Objective – Reproduce every line of each of the records below without changing a single character.

Exercise inputs –

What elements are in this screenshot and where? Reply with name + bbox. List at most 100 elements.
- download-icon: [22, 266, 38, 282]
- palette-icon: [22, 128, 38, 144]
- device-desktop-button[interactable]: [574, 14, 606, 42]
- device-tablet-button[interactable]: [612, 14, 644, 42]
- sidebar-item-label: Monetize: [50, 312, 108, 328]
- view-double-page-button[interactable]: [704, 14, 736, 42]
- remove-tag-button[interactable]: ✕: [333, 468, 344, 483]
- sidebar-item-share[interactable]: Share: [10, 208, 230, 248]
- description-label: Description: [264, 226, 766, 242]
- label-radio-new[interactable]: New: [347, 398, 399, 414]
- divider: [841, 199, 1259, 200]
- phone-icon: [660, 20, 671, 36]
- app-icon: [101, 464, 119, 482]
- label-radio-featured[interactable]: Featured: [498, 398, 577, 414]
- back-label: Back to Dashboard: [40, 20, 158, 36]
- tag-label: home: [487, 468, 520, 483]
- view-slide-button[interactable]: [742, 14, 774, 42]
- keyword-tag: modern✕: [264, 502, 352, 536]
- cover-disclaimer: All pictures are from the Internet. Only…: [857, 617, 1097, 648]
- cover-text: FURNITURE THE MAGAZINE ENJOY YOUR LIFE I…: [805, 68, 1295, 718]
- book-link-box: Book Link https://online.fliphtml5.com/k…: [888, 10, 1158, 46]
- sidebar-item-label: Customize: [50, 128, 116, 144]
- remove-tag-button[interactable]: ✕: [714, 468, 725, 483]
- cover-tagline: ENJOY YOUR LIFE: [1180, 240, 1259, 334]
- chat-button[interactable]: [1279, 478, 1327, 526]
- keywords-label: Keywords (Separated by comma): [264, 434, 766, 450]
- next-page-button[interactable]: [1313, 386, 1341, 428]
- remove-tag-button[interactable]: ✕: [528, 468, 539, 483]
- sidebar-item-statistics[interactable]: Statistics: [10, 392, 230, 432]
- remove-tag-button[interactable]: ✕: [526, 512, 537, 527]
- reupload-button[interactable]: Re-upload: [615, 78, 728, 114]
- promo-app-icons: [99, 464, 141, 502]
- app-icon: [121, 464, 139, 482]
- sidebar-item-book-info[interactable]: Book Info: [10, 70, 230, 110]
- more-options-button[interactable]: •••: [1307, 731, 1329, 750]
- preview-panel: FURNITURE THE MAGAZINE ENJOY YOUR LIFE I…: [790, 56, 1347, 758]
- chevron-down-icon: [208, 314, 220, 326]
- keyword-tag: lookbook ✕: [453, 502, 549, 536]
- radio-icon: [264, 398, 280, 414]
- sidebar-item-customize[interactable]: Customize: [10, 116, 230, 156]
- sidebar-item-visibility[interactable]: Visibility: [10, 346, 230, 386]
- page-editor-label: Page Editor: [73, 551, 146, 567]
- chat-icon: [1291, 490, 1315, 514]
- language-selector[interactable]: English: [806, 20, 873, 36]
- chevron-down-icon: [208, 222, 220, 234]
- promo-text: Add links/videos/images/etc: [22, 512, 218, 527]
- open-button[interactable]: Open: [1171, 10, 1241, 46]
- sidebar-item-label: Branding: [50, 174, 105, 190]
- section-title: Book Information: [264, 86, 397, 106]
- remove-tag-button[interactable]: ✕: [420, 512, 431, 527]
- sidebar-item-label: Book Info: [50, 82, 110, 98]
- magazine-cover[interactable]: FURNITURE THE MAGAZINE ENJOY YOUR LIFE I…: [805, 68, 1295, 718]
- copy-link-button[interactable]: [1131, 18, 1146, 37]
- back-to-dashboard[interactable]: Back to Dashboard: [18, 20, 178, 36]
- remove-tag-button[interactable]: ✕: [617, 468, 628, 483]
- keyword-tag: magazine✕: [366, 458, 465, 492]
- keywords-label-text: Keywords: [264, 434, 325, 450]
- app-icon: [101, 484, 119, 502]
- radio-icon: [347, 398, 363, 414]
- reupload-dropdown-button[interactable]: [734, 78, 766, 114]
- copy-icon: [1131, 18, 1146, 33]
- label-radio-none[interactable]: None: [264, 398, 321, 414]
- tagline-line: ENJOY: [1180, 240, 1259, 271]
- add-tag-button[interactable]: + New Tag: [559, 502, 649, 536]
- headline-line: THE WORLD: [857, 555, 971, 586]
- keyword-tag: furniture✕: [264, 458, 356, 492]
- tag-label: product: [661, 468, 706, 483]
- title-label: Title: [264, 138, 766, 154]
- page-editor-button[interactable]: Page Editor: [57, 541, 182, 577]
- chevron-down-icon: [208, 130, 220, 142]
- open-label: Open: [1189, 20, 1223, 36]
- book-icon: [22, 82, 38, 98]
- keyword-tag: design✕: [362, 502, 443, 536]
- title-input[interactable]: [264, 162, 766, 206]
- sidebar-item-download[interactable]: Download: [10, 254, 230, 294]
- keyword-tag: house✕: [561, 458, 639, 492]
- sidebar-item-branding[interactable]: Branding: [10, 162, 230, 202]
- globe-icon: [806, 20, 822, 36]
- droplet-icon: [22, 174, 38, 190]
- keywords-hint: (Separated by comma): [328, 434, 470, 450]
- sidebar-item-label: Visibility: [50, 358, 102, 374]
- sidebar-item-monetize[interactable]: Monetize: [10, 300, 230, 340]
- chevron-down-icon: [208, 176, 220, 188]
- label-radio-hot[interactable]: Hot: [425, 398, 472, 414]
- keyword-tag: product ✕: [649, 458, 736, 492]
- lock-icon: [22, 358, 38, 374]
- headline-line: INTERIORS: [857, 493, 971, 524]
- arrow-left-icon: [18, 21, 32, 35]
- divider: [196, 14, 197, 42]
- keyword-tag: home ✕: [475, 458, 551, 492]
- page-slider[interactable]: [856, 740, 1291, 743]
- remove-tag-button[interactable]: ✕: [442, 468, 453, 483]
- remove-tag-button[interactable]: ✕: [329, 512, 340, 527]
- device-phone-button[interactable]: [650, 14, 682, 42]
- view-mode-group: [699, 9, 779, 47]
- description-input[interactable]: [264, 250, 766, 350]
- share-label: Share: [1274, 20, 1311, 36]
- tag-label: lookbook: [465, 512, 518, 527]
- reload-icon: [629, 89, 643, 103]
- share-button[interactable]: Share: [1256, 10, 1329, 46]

Solution to the problem –
What elements are in this screenshot and where? Reply with name + bbox. List at most 100 elements.
- download-icon: [22, 266, 38, 282]
- palette-icon: [22, 128, 38, 144]
- device-desktop-button[interactable]: [574, 14, 606, 42]
- device-tablet-button[interactable]: [612, 14, 644, 42]
- sidebar-item-label: Monetize: [50, 312, 108, 328]
- view-double-page-button[interactable]: [704, 14, 736, 42]
- remove-tag-button[interactable]: ✕: [333, 468, 344, 483]
- sidebar-item-share[interactable]: Share: [10, 208, 230, 248]
- description-label: Description: [264, 226, 766, 242]
- label-radio-new[interactable]: New: [347, 398, 399, 414]
- divider: [841, 199, 1259, 200]
- phone-icon: [660, 20, 671, 36]
- app-icon: [101, 464, 119, 482]
- label-radio-featured[interactable]: Featured: [498, 398, 577, 414]
- back-label: Back to Dashboard: [40, 20, 158, 36]
- tag-label: home: [487, 468, 520, 483]
- view-slide-button[interactable]: [742, 14, 774, 42]
- keyword-tag: modern✕: [264, 502, 352, 536]
- cover-disclaimer: All pictures are from the Internet. Only…: [857, 617, 1097, 648]
- cover-text: FURNITURE THE MAGAZINE ENJOY YOUR LIFE I…: [805, 68, 1295, 718]
- book-link-box: Book Link https://online.fliphtml5.com/k…: [888, 10, 1158, 46]
- sidebar-item-label: Customize: [50, 128, 116, 144]
- remove-tag-button[interactable]: ✕: [714, 468, 725, 483]
- cover-tagline: ENJOY YOUR LIFE: [1180, 240, 1259, 334]
- chat-button[interactable]: [1279, 478, 1327, 526]
- keywords-label: Keywords (Separated by comma): [264, 434, 766, 450]
- next-page-button[interactable]: [1313, 386, 1341, 428]
- remove-tag-button[interactable]: ✕: [528, 468, 539, 483]
- sidebar-item-statistics[interactable]: Statistics: [10, 392, 230, 432]
- remove-tag-button[interactable]: ✕: [526, 512, 537, 527]
- reupload-button[interactable]: Re-upload: [615, 78, 728, 114]
- promo-app-icons: [99, 464, 141, 502]
- app-icon: [121, 464, 139, 482]
- sidebar-item-book-info[interactable]: Book Info: [10, 70, 230, 110]
- more-options-button[interactable]: •••: [1307, 731, 1329, 750]
- preview-panel: FURNITURE THE MAGAZINE ENJOY YOUR LIFE I…: [790, 56, 1347, 758]
- chevron-down-icon: [208, 314, 220, 326]
- keyword-tag: lookbook ✕: [453, 502, 549, 536]
- radio-icon: [264, 398, 280, 414]
- sidebar-item-customize[interactable]: Customize: [10, 116, 230, 156]
- sidebar-item-visibility[interactable]: Visibility: [10, 346, 230, 386]
- page-editor-label: Page Editor: [73, 551, 146, 567]
- chat-icon: [1291, 490, 1315, 514]
- language-selector[interactable]: English: [806, 20, 873, 36]
- chevron-down-icon: [208, 222, 220, 234]
- promo-text: Add links/videos/images/etc: [22, 512, 218, 527]
- open-button[interactable]: Open: [1171, 10, 1241, 46]
- sidebar-item-label: Branding: [50, 174, 105, 190]
- section-title: Book Information: [264, 86, 397, 106]
- remove-tag-button[interactable]: ✕: [420, 512, 431, 527]
- sidebar-item-label: Book Info: [50, 82, 110, 98]
- magazine-cover[interactable]: FURNITURE THE MAGAZINE ENJOY YOUR LIFE I…: [805, 68, 1295, 718]
- copy-link-button[interactable]: [1131, 18, 1146, 37]
- back-to-dashboard[interactable]: Back to Dashboard: [18, 20, 178, 36]
- remove-tag-button[interactable]: ✕: [617, 468, 628, 483]
- keyword-tag: magazine✕: [366, 458, 465, 492]
- keywords-label-text: Keywords: [264, 434, 325, 450]
- app-icon: [101, 484, 119, 502]
- radio-icon: [347, 398, 363, 414]
- reupload-dropdown-button[interactable]: [734, 78, 766, 114]
- copy-icon: [1131, 18, 1146, 33]
- label-radio-none[interactable]: None: [264, 398, 321, 414]
- tagline-line: ENJOY: [1180, 240, 1259, 271]
- add-tag-button[interactable]: + New Tag: [559, 502, 649, 536]
- headline-line: THE WORLD: [857, 555, 971, 586]
- keyword-tag: furniture✕: [264, 458, 356, 492]
- tag-label: product: [661, 468, 706, 483]
- title-label: Title: [264, 138, 766, 154]
- page-editor-button[interactable]: Page Editor: [57, 541, 182, 577]
- chevron-down-icon: [208, 130, 220, 142]
- open-label: Open: [1189, 20, 1223, 36]
- book-icon: [22, 82, 38, 98]
- keyword-tag: design✕: [362, 502, 443, 536]
- title-input[interactable]: [264, 162, 766, 206]
- sidebar-item-download[interactable]: Download: [10, 254, 230, 294]
- keyword-tag: house✕: [561, 458, 639, 492]
- sidebar-item-branding[interactable]: Branding: [10, 162, 230, 202]
- globe-icon: [806, 20, 822, 36]
- droplet-icon: [22, 174, 38, 190]
- keywords-hint: (Separated by comma): [328, 434, 470, 450]
- sidebar-item-label: Visibility: [50, 358, 102, 374]
- sidebar-item-monetize[interactable]: Monetize: [10, 300, 230, 340]
- chevron-down-icon: [208, 176, 220, 188]
- label-radio-hot[interactable]: Hot: [425, 398, 472, 414]
- keyword-tag: product ✕: [649, 458, 736, 492]
- lock-icon: [22, 358, 38, 374]
- headline-line: INTERIORS: [857, 493, 971, 524]
- arrow-left-icon: [18, 21, 32, 35]
- divider: [196, 14, 197, 42]
- keyword-tag: home ✕: [475, 458, 551, 492]
- page-slider[interactable]: [856, 740, 1291, 743]
- remove-tag-button[interactable]: ✕: [442, 468, 453, 483]
- remove-tag-button[interactable]: ✕: [329, 512, 340, 527]
- device-phone-button[interactable]: [650, 14, 682, 42]
- view-mode-group: [699, 9, 779, 47]
- description-input[interactable]: [264, 250, 766, 350]
- share-label: Share: [1274, 20, 1311, 36]
- tag-label: lookbook: [465, 512, 518, 527]
- reload-icon: [629, 89, 643, 103]
- share-button[interactable]: Share: [1256, 10, 1329, 46]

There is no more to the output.